[Figure content listings]
- - - -

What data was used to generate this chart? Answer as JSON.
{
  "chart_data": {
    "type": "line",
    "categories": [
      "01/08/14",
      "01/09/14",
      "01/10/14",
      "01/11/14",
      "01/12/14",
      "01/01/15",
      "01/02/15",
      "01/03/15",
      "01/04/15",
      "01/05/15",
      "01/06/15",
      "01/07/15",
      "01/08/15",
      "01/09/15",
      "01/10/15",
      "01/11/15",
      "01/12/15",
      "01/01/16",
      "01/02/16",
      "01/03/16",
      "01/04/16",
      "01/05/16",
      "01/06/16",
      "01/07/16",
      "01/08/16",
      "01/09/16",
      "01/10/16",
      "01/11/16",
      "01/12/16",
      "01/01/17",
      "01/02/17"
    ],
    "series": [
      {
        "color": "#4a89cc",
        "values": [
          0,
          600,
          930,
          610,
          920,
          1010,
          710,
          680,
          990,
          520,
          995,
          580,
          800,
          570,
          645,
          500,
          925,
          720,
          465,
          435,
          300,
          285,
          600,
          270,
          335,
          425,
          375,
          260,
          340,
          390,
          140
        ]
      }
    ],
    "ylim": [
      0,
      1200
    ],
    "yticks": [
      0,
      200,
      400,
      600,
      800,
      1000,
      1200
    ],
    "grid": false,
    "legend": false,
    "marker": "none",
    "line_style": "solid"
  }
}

- - - -

◆ What the task requires ◆
Reproduce the entire listing word for word.

◆ Exercise response ◆
What data was used to generate this chart? Answer as JSON.
{
  "chart_data": {
    "type": "line",
    "categories": [
      "01/08/14",
      "01/09/14",
      "01/10/14",
      "01/11/14",
      "01/12/14",
      "01/01/15",
      "01/02/15",
      "01/03/15",
      "01/04/15",
      "01/05/15",
      "01/06/15",
      "01/07/15",
      "01/08/15",
      "01/09/15",
      "01/10/15",
      "01/11/15",
      "01/12/15",
      "01/01/16",
      "01/02/16",
      "01/03/16",
      "01/04/16",
      "01/05/16",
      "01/06/16",
      "01/07/16",
      "01/08/16",
      "01/09/16",
      "01/10/16",
      "01/11/16",
      "01/12/16",
      "01/01/17",
      "01/02/17"
    ],
    "series": [
      {
        "color": "#4a89cc",
        "values": [
          0,
          600,
          930,
          610,
          920,
          1010,
          710,
          680,
          990,
          520,
          995,
          580,
          800,
          570,
          645,
          500,
          925,
          720,
          465,
          435,
          300,
          285,
          600,
          270,
          335,
          425,
          375,
          260,
          340,
          390,
          140
        ]
      }
    ],
    "ylim": [
      0,
      1200
    ],
    "yticks": [
      0,
      200,
      400,
      600,
      800,
      1000,
      1200
    ],
    "grid": false,
    "legend": false,
    "marker": "none",
    "line_style": "solid"
  }
}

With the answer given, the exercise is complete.